◆ WHAT IS EXPECTED:
For the entries that follow, set down each one exactly and drop any pictures.

Saved data entries
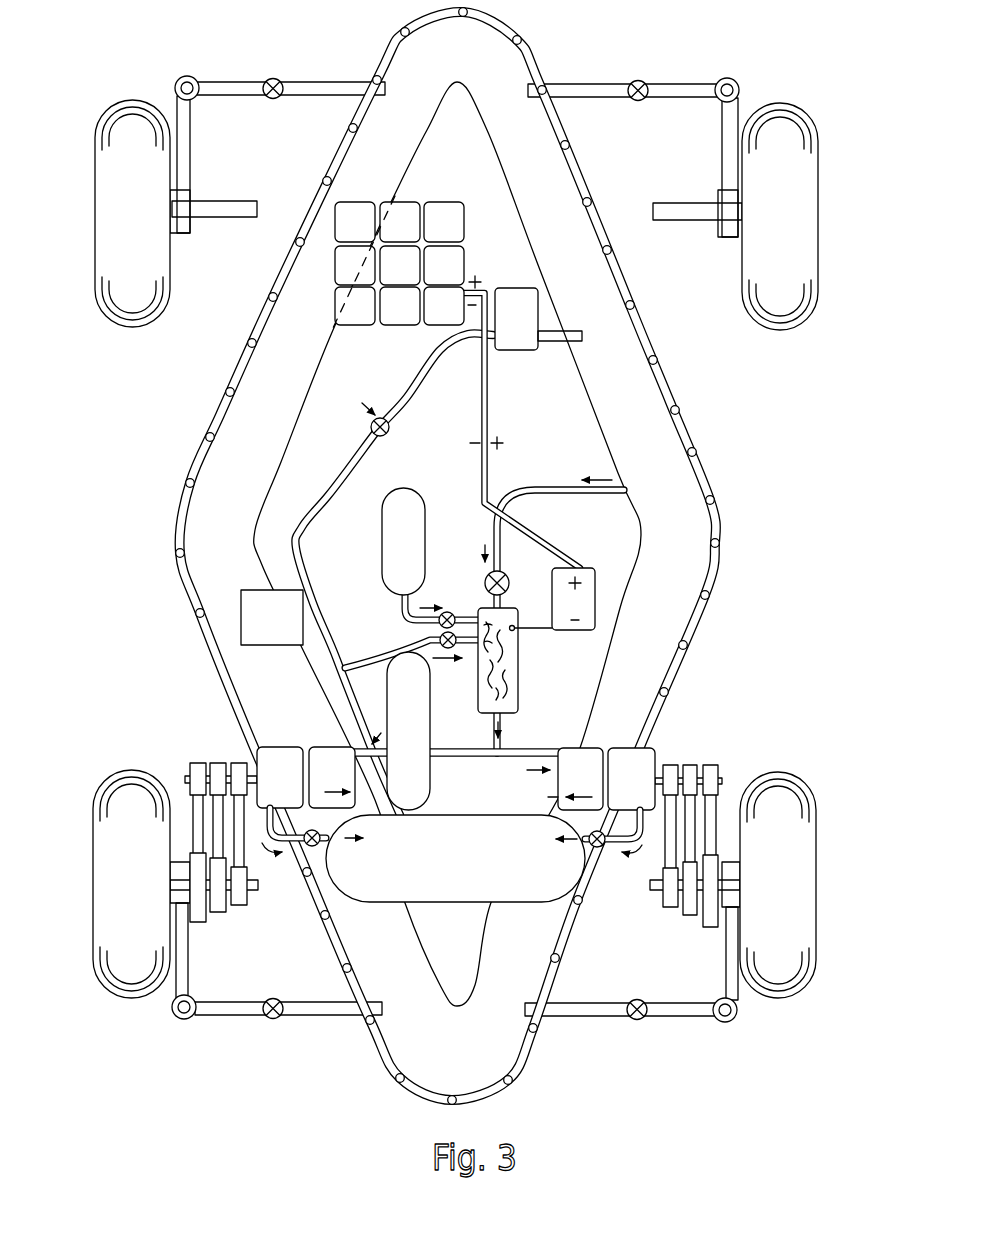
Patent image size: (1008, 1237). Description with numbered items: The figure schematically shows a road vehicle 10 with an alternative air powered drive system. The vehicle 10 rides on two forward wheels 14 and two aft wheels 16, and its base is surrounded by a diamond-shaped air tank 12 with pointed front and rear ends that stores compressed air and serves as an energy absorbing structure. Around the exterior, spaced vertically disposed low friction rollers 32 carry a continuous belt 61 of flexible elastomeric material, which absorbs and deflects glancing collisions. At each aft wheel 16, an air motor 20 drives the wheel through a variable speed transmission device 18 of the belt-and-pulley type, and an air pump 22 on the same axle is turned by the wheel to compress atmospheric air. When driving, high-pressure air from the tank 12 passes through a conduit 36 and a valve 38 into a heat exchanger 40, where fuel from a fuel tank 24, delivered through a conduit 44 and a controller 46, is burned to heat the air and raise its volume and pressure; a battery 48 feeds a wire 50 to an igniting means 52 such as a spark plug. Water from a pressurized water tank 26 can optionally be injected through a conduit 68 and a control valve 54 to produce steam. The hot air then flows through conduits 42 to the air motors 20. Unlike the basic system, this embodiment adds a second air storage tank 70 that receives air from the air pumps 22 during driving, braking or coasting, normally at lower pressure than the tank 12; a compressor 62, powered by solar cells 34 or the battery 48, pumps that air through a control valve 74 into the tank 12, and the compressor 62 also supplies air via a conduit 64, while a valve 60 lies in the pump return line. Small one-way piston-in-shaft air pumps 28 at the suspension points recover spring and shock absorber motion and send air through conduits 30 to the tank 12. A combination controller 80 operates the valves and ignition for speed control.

The road vehicle 10 is at (768, 447).
The air tank 12 is at (282, 463).
The forward wheels 14 is at (93, 211).
The aft wheels 16 is at (93, 880).
The variable speed transmission device 18 is at (193, 756).
The air motor 20 is at (318, 745).
The air pump 22 is at (263, 745).
The fuel tank 24 is at (428, 518).
The pressurized water tank 26 is at (431, 730).
The one-way linear piston-in-shaft air pump 28 is at (187, 76).
The conduit 30 is at (250, 82).
The rollers 32 is at (428, 556).
The solar cells 34 is at (404, 324).
The conduit 36 is at (545, 486).
The valve 38 is at (508, 577).
The heat exchanger 40 is at (521, 685).
The conduit 42 is at (502, 736).
The conduit 44 is at (420, 618).
The controller 46 is at (447, 610).
The battery 48 is at (592, 567).
The wire 50 is at (538, 626).
The igniting means 52 is at (517, 632).
The control valve 54 is at (435, 639).
The valve 60 is at (188, 472).
The continuous belt 61 is at (178, 505).
The air compressor 62 is at (515, 352).
The conduit 64 is at (562, 344).
The conduit 68 is at (392, 653).
The second air storage tank 70 is at (465, 904).
The control valve 74 is at (390, 429).
The combination controller 80 is at (241, 632).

◆ OUTPUT FOR THIS EXERCISE:
Patent image size: (1008, 1237). Description with numbered items: The figure schematically shows a road vehicle 10 with an alternative air powered drive system. The vehicle 10 rides on two forward wheels 14 and two aft wheels 16, and its base is surrounded by a diamond-shaped air tank 12 with pointed front and rear ends that stores compressed air and serves as an energy absorbing structure. Around the exterior, spaced vertically disposed low friction rollers 32 carry a continuous belt 61 of flexible elastomeric material, which absorbs and deflects glancing collisions. At each aft wheel 16, an air motor 20 drives the wheel through a variable speed transmission device 18 of the belt-and-pulley type, and an air pump 22 on the same axle is turned by the wheel to compress atmospheric air. When driving, high-pressure air from the tank 12 passes through a conduit 36 and a valve 38 into a heat exchanger 40, where fuel from a fuel tank 24, delivered through a conduit 44 and a controller 46, is burned to heat the air and raise its volume and pressure; a battery 48 feeds a wire 50 to an igniting means 52 such as a spark plug. Water from a pressurized water tank 26 can optionally be injected through a conduit 68 and a control valve 54 to produce steam. The hot air then flows through conduits 42 to the air motors 20. Unlike the basic system, this embodiment adds a second air storage tank 70 that receives air from the air pumps 22 during driving, braking or coasting, normally at lower pressure than the tank 12; a compressor 62, powered by solar cells 34 or the battery 48, pumps that air through a control valve 74 into the tank 12, and the compressor 62 also supplies air via a conduit 64, while a valve 60 lies in the pump return line. Small one-way piston-in-shaft air pumps 28 at the suspension points recover spring and shock absorber motion and send air through conduits 30 to the tank 12. A combination controller 80 operates the valves and ignition for speed control.

The road vehicle 10 is at (768, 447).
The air tank 12 is at (282, 463).
The forward wheels 14 is at (93, 211).
The aft wheels 16 is at (93, 880).
The variable speed transmission device 18 is at (193, 756).
The air motor 20 is at (318, 745).
The air pump 22 is at (263, 745).
The fuel tank 24 is at (428, 518).
The pressurized water tank 26 is at (431, 730).
The one-way linear piston-in-shaft air pump 28 is at (187, 76).
The conduit 30 is at (250, 82).
The rollers 32 is at (428, 556).
The solar cells 34 is at (404, 324).
The conduit 36 is at (545, 486).
The valve 38 is at (508, 577).
The heat exchanger 40 is at (521, 685).
The conduit 42 is at (502, 736).
The conduit 44 is at (420, 618).
The controller 46 is at (447, 610).
The battery 48 is at (592, 567).
The wire 50 is at (538, 626).
The igniting means 52 is at (517, 632).
The control valve 54 is at (435, 639).
The valve 60 is at (188, 472).
The continuous belt 61 is at (178, 505).
The air compressor 62 is at (515, 352).
The conduit 64 is at (562, 344).
The conduit 68 is at (392, 653).
The second air storage tank 70 is at (465, 904).
The control valve 74 is at (390, 429).
The combination controller 80 is at (241, 632).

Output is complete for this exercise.